*RECORDS*
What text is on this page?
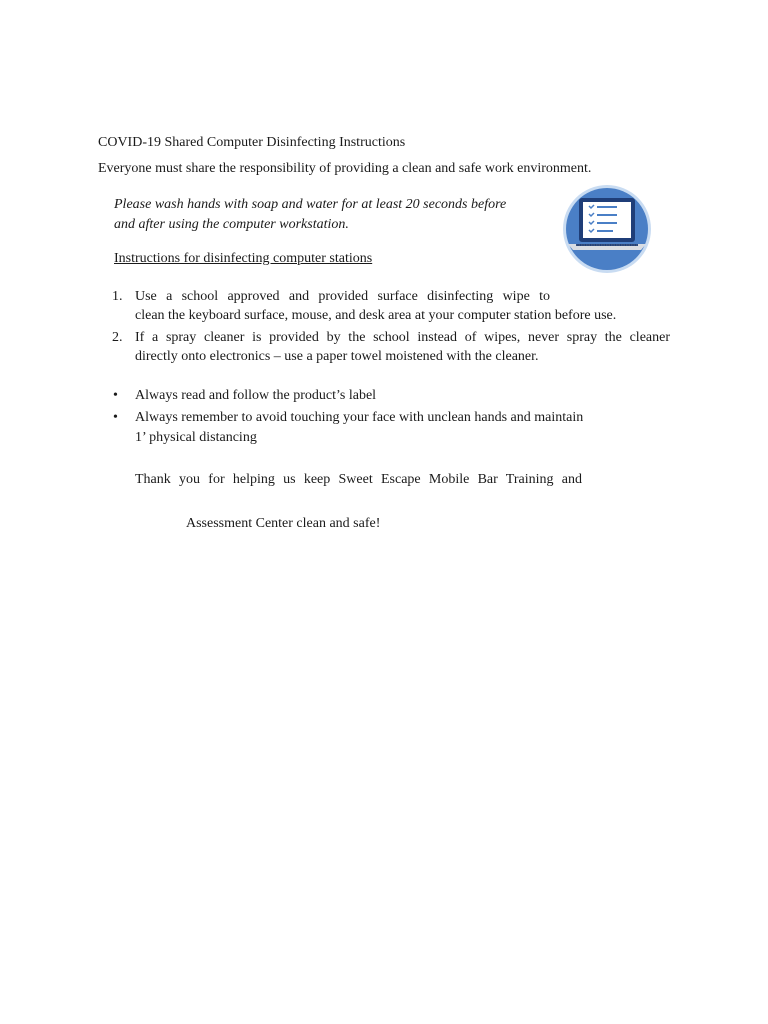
COVID-19 Shared Computer Disinfecting Instructions
Everyone must share the responsibility of providing a clean and safe work environment.
Please wash hands with soap and water for at least 20 seconds before
and after using the computer workstation.
Instructions for disinfecting computer stations
1. Use a school approved and provided surface disinfecting wipe to
clean the keyboard surface, mouse, and desk area at your computer station before use.
2. If a spray cleaner is provided by the school instead of wipes, never spray the cleaner
directly onto electronics – use a paper towel moistened with the cleaner.
• Always read and follow the product’s label
• Always remember to avoid touching your face with unclean hands and maintain
1’ physical distancing
Thank you for helping us keep Sweet Escape Mobile Bar Training and
Assessment Center clean and safe!
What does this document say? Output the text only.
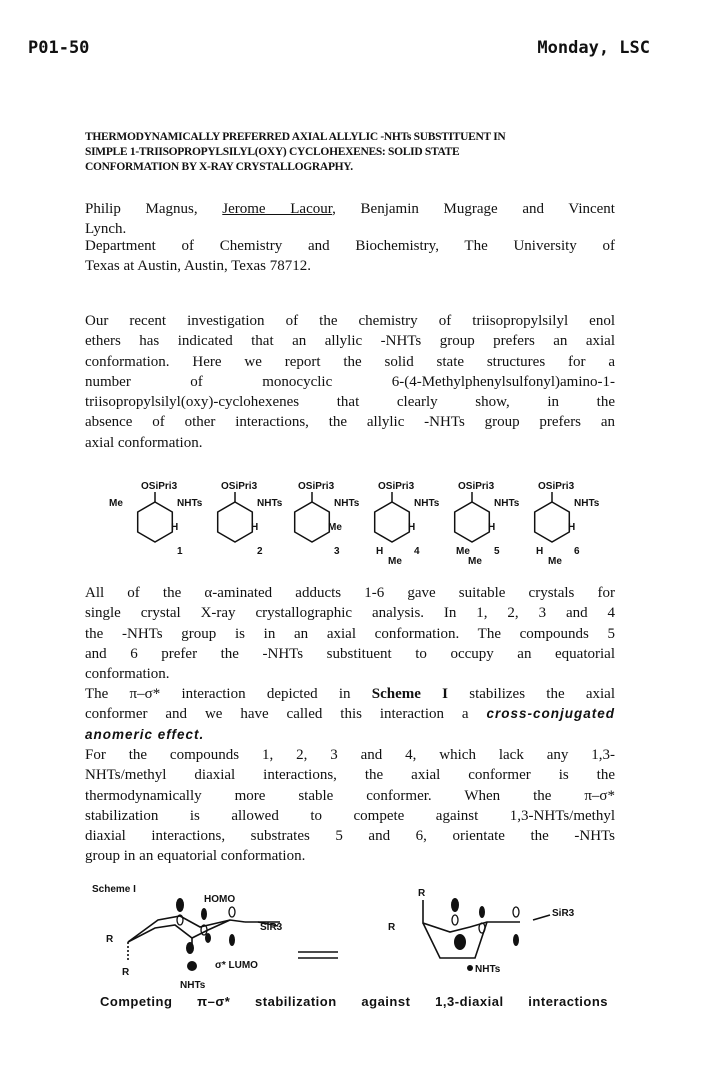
P01-50	Monday, LSC
THERMODYNAMICALLY PREFERRED AXIAL ALLYLIC -NHTs SUBSTITUENT IN
SIMPLE 1-TRIISOPROPYLSILYL(OXY) CYCLOHEXENES: SOLID STATE
CONFORMATION BY X-RAY CRYSTALLOGRAPHY.
Philip Magnus, Jerome Lacour, Benjamin Mugrage and Vincent
Lynch.
Department of Chemistry and Biochemistry, The University of
Texas at Austin, Austin, Texas 78712.
Our recent investigation of the chemistry of triisopropylsilyl enol
ethers has indicated that an allylic -NHTs group prefers an axial
conformation. Here we report the solid state structures for a
number of monocyclic 6-(4-Methylphenylsulfonyl)amino-1-
triisopropylsilyl(oxy)-cyclohexenes that clearly show, in the
absence of other interactions, the allylic -NHTs group prefers an
axial conformation.
OSiPri3
NHTs
H
Me
1
OSiPri3
NHTs
H
2
OSiPri3
NHTs
Me
3
OSiPri3
NHTs
H
Me
H	4
OSiPri3
NHTs
H
Me
Me 5
OSiPri3
NHTs
H
Me
H	6
All of the α-aminated adducts 1-6 gave suitable crystals for
single crystal X-ray crystallographic analysis. In 1, 2, 3 and 4
the -NHTs group is in an axial conformation. The compounds 5
and 6 prefer the -NHTs substituent to occupy an equatorial
conformation.
The π–σ* interaction depicted in Scheme I stabilizes the axial
conformer and we have called this interaction a cross-conjugated
anomeric effect.
For the compounds 1, 2, 3 and 4, which lack any 1,3-
NHTs/methyl diaxial interactions, the axial conformer is the
thermodynamically more stable conformer. When the π–σ*
stabilization is allowed to compete against 1,3-NHTs/methyl
diaxial interactions, substrates 5 and 6, orientate the -NHTs
group in an equatorial conformation.
Scheme I
HOMO
σ* LUMO
SiR3
R
R
NHTs
R
R
SiR3
NHTs
Competing π–σ* stabilization against 1,3-diaxial interactions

*WHAT TO WORK ON*
Give back all entries exactly. No pictures belong in the copy.

*SOLUTION FOR THIS EXERCISE*
What text is on this page?
COVID-19 Shared Computer Disinfecting Instructions
Everyone must share the responsibility of providing a clean and safe work environment.
Please wash hands with soap and water for at least 20 seconds before
and after using the computer workstation.
Instructions for disinfecting computer stations
1. Use a school approved and provided surface disinfecting wipe to
clean the keyboard surface, mouse, and desk area at your computer station before use.
2. If a spray cleaner is provided by the school instead of wipes, never spray the cleaner
directly onto electronics – use a paper towel moistened with the cleaner.
• Always read and follow the product’s label
• Always remember to avoid touching your face with unclean hands and maintain
1’ physical distancing
Thank you for helping us keep Sweet Escape Mobile Bar Training and
Assessment Center clean and safe!
What does this document say? Output the text only.
P01-50	Monday, LSC
THERMODYNAMICALLY PREFERRED AXIAL ALLYLIC -NHTs SUBSTITUENT IN
SIMPLE 1-TRIISOPROPYLSILYL(OXY) CYCLOHEXENES: SOLID STATE
CONFORMATION BY X-RAY CRYSTALLOGRAPHY.
Philip Magnus, Jerome Lacour, Benjamin Mugrage and Vincent
Lynch.
Department of Chemistry and Biochemistry, The University of
Texas at Austin, Austin, Texas 78712.
Our recent investigation of the chemistry of triisopropylsilyl enol
ethers has indicated that an allylic -NHTs group prefers an axial
conformation. Here we report the solid state structures for a
number of monocyclic 6-(4-Methylphenylsulfonyl)amino-1-
triisopropylsilyl(oxy)-cyclohexenes that clearly show, in the
absence of other interactions, the allylic -NHTs group prefers an
axial conformation.
OSiPri3
NHTs
H
Me
1
OSiPri3
NHTs
H
2
OSiPri3
NHTs
Me
3
OSiPri3
NHTs
H
Me
H	4
OSiPri3
NHTs
H
Me
Me 5
OSiPri3
NHTs
H
Me
H	6
All of the α-aminated adducts 1-6 gave suitable crystals for
single crystal X-ray crystallographic analysis. In 1, 2, 3 and 4
the -NHTs group is in an axial conformation. The compounds 5
and 6 prefer the -NHTs substituent to occupy an equatorial
conformation.
The π–σ* interaction depicted in Scheme I stabilizes the axial
conformer and we have called this interaction a cross-conjugated
anomeric effect.
For the compounds 1, 2, 3 and 4, which lack any 1,3-
NHTs/methyl diaxial interactions, the axial conformer is the
thermodynamically more stable conformer. When the π–σ*
stabilization is allowed to compete against 1,3-NHTs/methyl
diaxial interactions, substrates 5 and 6, orientate the -NHTs
group in an equatorial conformation.
Scheme I
HOMO
σ* LUMO
SiR3
R
R
NHTs
R
R
SiR3
NHTs
Competing π–σ* stabilization against 1,3-diaxial interactions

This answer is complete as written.